Do this —
Of the lines listed below, how many contain the string "said"? Answer with the number alone.

.....

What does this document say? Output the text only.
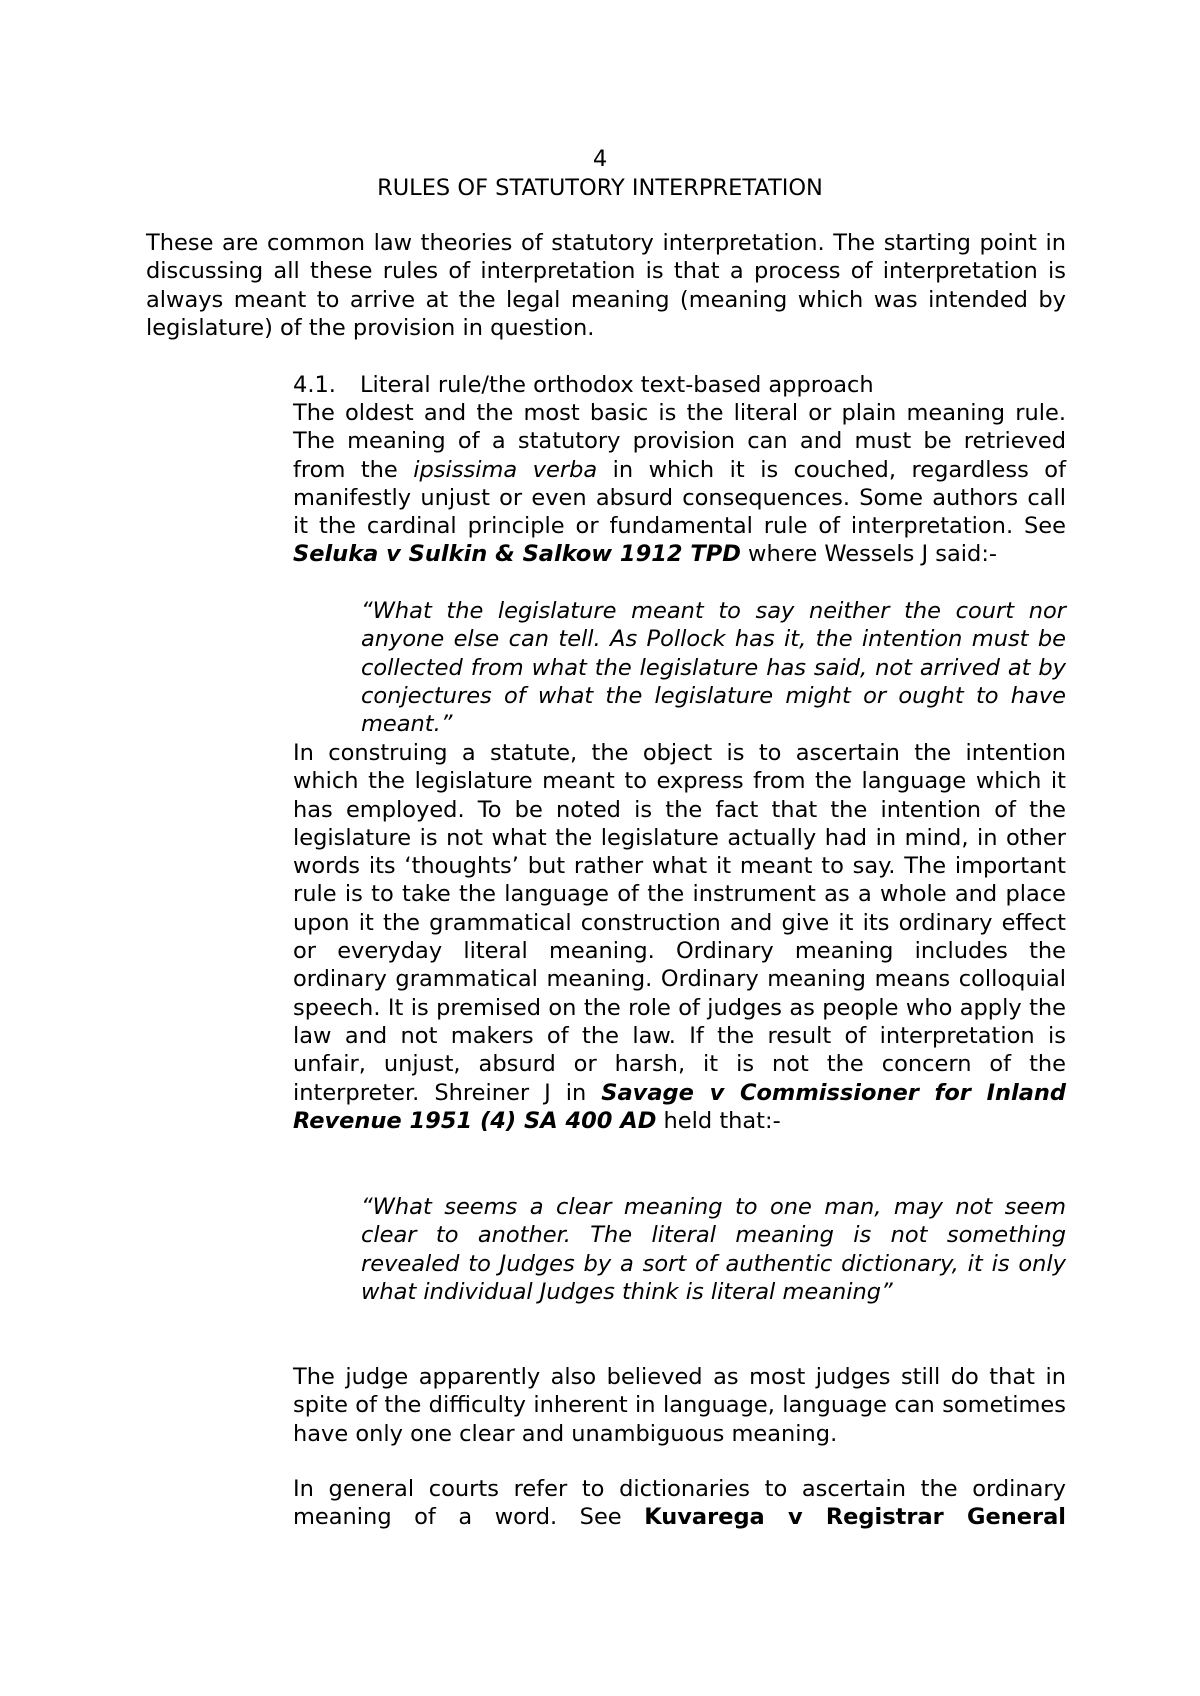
4
RULES OF STATUTORY INTERPRETATION
These are common law theories of statutory interpretation. The starting point in discussing all these rules of interpretation is that a process of interpretation is always meant to arrive at the legal meaning (meaning which was intended by legislature) of the provision in question.
4.1. Literal rule/the orthodox text-based approach
The oldest and the most basic is the literal or plain meaning rule. The meaning of a statutory provision can and must be retrieved from the ipsissima verba in which it is couched, regardless of manifestly unjust or even absurd consequences. Some authors call it the cardinal principle or fundamental rule of interpretation. See Seluka v Sulkin & Salkow 1912 TPD where Wessels J said:-
“What the legislature meant to say neither the court nor anyone else can tell. As Pollock has it, the intention must be collected from what the legislature has said, not arrived at by conjectures of what the legislature might or ought to have meant.”
In construing a statute, the object is to ascertain the intention which the legislature meant to express from the language which it has employed. To be noted is the fact that the intention of the legislature is not what the legislature actually had in mind, in other words its ‘thoughts’ but rather what it meant to say. The important rule is to take the language of the instrument as a whole and place upon it the grammatical construction and give it its ordinary effect or everyday literal meaning. Ordinary meaning includes the ordinary grammatical meaning. Ordinary meaning means colloquial speech. It is premised on the role of judges as people who apply the law and not makers of the law. If the result of interpretation is unfair, unjust, absurd or harsh, it is not the concern of the interpreter. Shreiner J in Savage v Commissioner for Inland Revenue 1951 (4) SA 400 AD held that:-
“What seems a clear meaning to one man, may not seem clear to another. The literal meaning is not something revealed to Judges by a sort of authentic dictionary, it is only what individual Judges think is literal meaning”
The judge apparently also believed as most judges still do that in spite of the difficulty inherent in language, language can sometimes have only one clear and unambiguous meaning.
In general courts refer to dictionaries to ascertain the ordinary meaning of a word. See Kuvarega v Registrar General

.....

Task result —
2